▶ _Task brief_
Can you give all the records again without altering a single character?

▶ _Dataset entries_

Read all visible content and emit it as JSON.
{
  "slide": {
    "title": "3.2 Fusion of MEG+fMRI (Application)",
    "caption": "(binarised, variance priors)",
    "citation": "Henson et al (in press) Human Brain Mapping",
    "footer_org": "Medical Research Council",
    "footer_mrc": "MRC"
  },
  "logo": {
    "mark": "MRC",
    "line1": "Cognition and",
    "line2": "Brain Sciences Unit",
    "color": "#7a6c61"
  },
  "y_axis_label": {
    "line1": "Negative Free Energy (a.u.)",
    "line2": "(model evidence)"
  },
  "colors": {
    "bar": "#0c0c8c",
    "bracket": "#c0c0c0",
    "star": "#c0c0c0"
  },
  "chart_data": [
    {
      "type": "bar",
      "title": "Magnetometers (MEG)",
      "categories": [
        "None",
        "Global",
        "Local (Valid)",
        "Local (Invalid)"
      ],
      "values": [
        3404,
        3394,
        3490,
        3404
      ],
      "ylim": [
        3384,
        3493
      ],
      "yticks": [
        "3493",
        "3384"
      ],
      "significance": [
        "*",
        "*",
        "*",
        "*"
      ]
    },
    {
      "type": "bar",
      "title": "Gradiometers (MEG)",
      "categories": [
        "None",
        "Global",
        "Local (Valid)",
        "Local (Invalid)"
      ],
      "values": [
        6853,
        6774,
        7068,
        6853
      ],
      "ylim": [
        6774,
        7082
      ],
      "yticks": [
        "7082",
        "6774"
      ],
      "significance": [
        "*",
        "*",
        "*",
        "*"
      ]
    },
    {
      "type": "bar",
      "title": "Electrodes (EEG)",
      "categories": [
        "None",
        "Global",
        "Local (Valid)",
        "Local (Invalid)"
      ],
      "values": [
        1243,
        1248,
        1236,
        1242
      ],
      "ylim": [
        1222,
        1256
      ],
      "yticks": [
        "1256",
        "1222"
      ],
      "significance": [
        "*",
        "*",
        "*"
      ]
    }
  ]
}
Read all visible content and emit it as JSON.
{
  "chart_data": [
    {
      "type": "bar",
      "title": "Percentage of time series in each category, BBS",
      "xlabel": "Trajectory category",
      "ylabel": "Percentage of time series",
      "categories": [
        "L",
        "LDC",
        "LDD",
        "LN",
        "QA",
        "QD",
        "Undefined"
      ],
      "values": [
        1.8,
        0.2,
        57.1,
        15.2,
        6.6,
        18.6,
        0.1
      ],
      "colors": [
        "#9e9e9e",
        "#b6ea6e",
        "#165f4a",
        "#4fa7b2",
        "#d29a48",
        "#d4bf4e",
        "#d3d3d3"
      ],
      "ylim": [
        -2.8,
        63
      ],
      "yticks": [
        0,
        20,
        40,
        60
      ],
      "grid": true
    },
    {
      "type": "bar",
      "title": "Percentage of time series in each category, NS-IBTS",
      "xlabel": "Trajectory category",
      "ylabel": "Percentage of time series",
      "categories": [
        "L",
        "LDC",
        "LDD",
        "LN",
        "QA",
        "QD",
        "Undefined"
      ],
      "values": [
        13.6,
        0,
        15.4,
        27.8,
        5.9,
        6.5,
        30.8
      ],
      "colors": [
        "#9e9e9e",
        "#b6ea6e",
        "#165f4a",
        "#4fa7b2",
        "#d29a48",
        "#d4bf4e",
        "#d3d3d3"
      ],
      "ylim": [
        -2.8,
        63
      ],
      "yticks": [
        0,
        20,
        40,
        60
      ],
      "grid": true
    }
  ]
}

▶ _Answer to the problem_
Read all visible content and emit it as JSON.
{
  "slide": {
    "title": "3.2 Fusion of MEG+fMRI (Application)",
    "caption": "(binarised, variance priors)",
    "citation": "Henson et al (in press) Human Brain Mapping",
    "footer_org": "Medical Research Council",
    "footer_mrc": "MRC"
  },
  "logo": {
    "mark": "MRC",
    "line1": "Cognition and",
    "line2": "Brain Sciences Unit",
    "color": "#7a6c61"
  },
  "y_axis_label": {
    "line1": "Negative Free Energy (a.u.)",
    "line2": "(model evidence)"
  },
  "colors": {
    "bar": "#0c0c8c",
    "bracket": "#c0c0c0",
    "star": "#c0c0c0"
  },
  "chart_data": [
    {
      "type": "bar",
      "title": "Magnetometers (MEG)",
      "categories": [
        "None",
        "Global",
        "Local (Valid)",
        "Local (Invalid)"
      ],
      "values": [
        3404,
        3394,
        3490,
        3404
      ],
      "ylim": [
        3384,
        3493
      ],
      "yticks": [
        "3493",
        "3384"
      ],
      "significance": [
        "*",
        "*",
        "*",
        "*"
      ]
    },
    {
      "type": "bar",
      "title": "Gradiometers (MEG)",
      "categories": [
        "None",
        "Global",
        "Local (Valid)",
        "Local (Invalid)"
      ],
      "values": [
        6853,
        6774,
        7068,
        6853
      ],
      "ylim": [
        6774,
        7082
      ],
      "yticks": [
        "7082",
        "6774"
      ],
      "significance": [
        "*",
        "*",
        "*",
        "*"
      ]
    },
    {
      "type": "bar",
      "title": "Electrodes (EEG)",
      "categories": [
        "None",
        "Global",
        "Local (Valid)",
        "Local (Invalid)"
      ],
      "values": [
        1243,
        1248,
        1236,
        1242
      ],
      "ylim": [
        1222,
        1256
      ],
      "yticks": [
        "1256",
        "1222"
      ],
      "significance": [
        "*",
        "*",
        "*"
      ]
    }
  ]
}
Read all visible content and emit it as JSON.
{
  "chart_data": [
    {
      "type": "bar",
      "title": "Percentage of time series in each category, BBS",
      "xlabel": "Trajectory category",
      "ylabel": "Percentage of time series",
      "categories": [
        "L",
        "LDC",
        "LDD",
        "LN",
        "QA",
        "QD",
        "Undefined"
      ],
      "values": [
        1.8,
        0.2,
        57.1,
        15.2,
        6.6,
        18.6,
        0.1
      ],
      "colors": [
        "#9e9e9e",
        "#b6ea6e",
        "#165f4a",
        "#4fa7b2",
        "#d29a48",
        "#d4bf4e",
        "#d3d3d3"
      ],
      "ylim": [
        -2.8,
        63
      ],
      "yticks": [
        0,
        20,
        40,
        60
      ],
      "grid": true
    },
    {
      "type": "bar",
      "title": "Percentage of time series in each category, NS-IBTS",
      "xlabel": "Trajectory category",
      "ylabel": "Percentage of time series",
      "categories": [
        "L",
        "LDC",
        "LDD",
        "LN",
        "QA",
        "QD",
        "Undefined"
      ],
      "values": [
        13.6,
        0,
        15.4,
        27.8,
        5.9,
        6.5,
        30.8
      ],
      "colors": [
        "#9e9e9e",
        "#b6ea6e",
        "#165f4a",
        "#4fa7b2",
        "#d29a48",
        "#d4bf4e",
        "#d3d3d3"
      ],
      "ylim": [
        -2.8,
        63
      ],
      "yticks": [
        0,
        20,
        40,
        60
      ],
      "grid": true
    }
  ]
}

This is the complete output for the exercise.